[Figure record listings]
- - -

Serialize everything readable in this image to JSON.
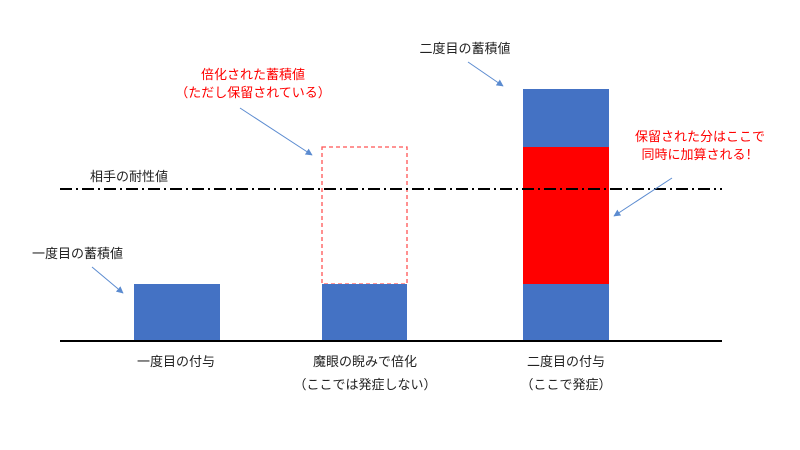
{
  "colors": {
    "bar_blue": "#4472c4",
    "bar_red": "#ff0000",
    "annotation_red": "#ff0000",
    "arrow_blue": "#5b8bd0",
    "text": "#222222",
    "axis": "#000000"
  },
  "labels": {
    "first_value": "一度目の蓄積値",
    "doubled_line1": "倍化された蓄積値",
    "doubled_line2": "（ただし保留されている）",
    "second_value": "二度目の蓄積値",
    "held_line1": "保留された分はここで",
    "held_line2": "同時に加算される！",
    "resistance": "相手の耐性値",
    "x1": "一度目の付与",
    "x2_line1": "魔眼の睨みで倍化",
    "x2_line2": "（ここでは発症しない）",
    "x3_line1": "二度目の付与",
    "x3_line2": "（ここで発症）"
  }
}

- - -

* **WHAT TO PRODUCE**
Copy out all the data without changing anything, and drop the pictures.

* **THE REPLY**
Serialize everything readable in this image to JSON.
{
  "colors": {
    "bar_blue": "#4472c4",
    "bar_red": "#ff0000",
    "annotation_red": "#ff0000",
    "arrow_blue": "#5b8bd0",
    "text": "#222222",
    "axis": "#000000"
  },
  "labels": {
    "first_value": "一度目の蓄積値",
    "doubled_line1": "倍化された蓄積値",
    "doubled_line2": "（ただし保留されている）",
    "second_value": "二度目の蓄積値",
    "held_line1": "保留された分はここで",
    "held_line2": "同時に加算される！",
    "resistance": "相手の耐性値",
    "x1": "一度目の付与",
    "x2_line1": "魔眼の睨みで倍化",
    "x2_line2": "（ここでは発症しない）",
    "x3_line1": "二度目の付与",
    "x3_line2": "（ここで発症）"
  }
}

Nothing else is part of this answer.